__Excerpt provided__
****************************************

The long-term impact of ASP is highly contingent on sustainability. Ultimately, effective, accurate and timely outpatient ASP interventions are needed. In the absence of a universal data source, insurance claims provide a more comprehensive database that is currently being underutilized. This study demonstrated that MC information performs similarly to EMR data; notably when assessing inappropriate prescriptions and when there is only one infectious diagnosis in that medical encounter. When accessible, insurance claims provide timely and accurate information that can reliably guide outpatient ASP interventions. Insurance providers, who have unique access to this valuable data, must become key stakeholders and partners in the challenging task of scaling outpatient stewardship interventions. Leveraging this data should drive greater commitment from insurance companies to support and expand ASP initiatives.

****************************************

__What you are asked to do__
Please pick up the passage above on ASP and insurance claims after its last sentence and write the next few sentences.

[Stored entries]

****************************************

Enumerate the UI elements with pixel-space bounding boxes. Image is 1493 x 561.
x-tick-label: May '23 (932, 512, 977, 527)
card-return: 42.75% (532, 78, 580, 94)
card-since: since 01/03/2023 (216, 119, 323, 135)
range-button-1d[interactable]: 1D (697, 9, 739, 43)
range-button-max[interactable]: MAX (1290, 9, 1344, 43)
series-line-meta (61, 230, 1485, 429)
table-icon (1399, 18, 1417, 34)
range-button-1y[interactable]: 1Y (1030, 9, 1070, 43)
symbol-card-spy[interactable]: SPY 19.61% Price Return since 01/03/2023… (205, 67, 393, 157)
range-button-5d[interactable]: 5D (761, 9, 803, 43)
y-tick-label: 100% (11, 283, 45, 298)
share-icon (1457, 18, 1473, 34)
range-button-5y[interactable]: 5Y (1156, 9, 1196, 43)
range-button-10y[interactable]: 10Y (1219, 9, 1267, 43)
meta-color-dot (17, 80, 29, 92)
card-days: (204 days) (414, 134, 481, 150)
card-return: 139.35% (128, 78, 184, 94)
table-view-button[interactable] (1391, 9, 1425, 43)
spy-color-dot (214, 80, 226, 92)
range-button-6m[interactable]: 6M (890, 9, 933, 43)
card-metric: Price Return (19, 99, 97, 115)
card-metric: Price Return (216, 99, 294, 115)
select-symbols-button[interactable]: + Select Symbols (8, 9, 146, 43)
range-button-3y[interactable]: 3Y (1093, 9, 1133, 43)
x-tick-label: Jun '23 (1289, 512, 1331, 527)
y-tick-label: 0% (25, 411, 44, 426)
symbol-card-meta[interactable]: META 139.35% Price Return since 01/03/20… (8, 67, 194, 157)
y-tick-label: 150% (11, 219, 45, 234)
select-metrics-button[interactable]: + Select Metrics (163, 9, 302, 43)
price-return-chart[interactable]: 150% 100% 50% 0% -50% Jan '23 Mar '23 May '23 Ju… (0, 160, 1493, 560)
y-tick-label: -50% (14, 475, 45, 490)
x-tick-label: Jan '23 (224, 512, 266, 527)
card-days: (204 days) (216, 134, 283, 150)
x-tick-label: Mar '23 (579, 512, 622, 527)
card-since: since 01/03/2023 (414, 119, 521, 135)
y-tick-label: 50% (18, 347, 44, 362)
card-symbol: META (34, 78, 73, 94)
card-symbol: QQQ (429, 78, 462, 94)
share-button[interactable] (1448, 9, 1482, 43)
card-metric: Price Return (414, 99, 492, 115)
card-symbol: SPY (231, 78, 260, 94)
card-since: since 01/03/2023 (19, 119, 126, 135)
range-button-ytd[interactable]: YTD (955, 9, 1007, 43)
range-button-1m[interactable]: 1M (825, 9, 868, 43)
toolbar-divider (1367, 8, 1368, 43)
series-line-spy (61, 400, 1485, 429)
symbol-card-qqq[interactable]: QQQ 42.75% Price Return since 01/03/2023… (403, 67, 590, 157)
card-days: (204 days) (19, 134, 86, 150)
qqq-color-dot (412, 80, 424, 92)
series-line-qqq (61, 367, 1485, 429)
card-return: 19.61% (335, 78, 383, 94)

****************************************

__Answer for the task__
Supplementary material
For supplementary material/s referred to in this article, please visit https://doi.org/10.1017/ash.2025.10042
Acknowledgements
The authors thank Michael J McCarthy, MA, Vice President of Information Services Marshall Health Network and Chief Information Officer at JCESOM; James B Becker, MD, Professor in the Department of Family Medicine at JCESOM and Vice Dean for Government Affairs and Healthcare Policy; and Samantha Mullins, APRN, Division Director of Healthcare Quality Promotion, Prevention, and Response at WV DHHR, for their support in making this work possible.
Author contribution
Dr. Lanata conceptualized and designed the study, secured funding, conducted reviews of EMR, drafted the initial manuscript, and reviewed and revised the manuscript.
Dr. Kilgore conceptualized and designed the study, secured funding, conducted reviews of EMR, and reviewed and revised the manuscript.
Dr. Holthaus conducted reviews of EMR, reviewed and revised the manuscript.
Jonathan Willis contributed to the acquisition of data, analysis and interpretation of data; reviewed and revised the manuscript.
Tess Anderson helped with analysis and interpretation of data; reviewed and revised the manuscript.
Dr. Samples and Dr Sparks reviewed and revised the manuscript.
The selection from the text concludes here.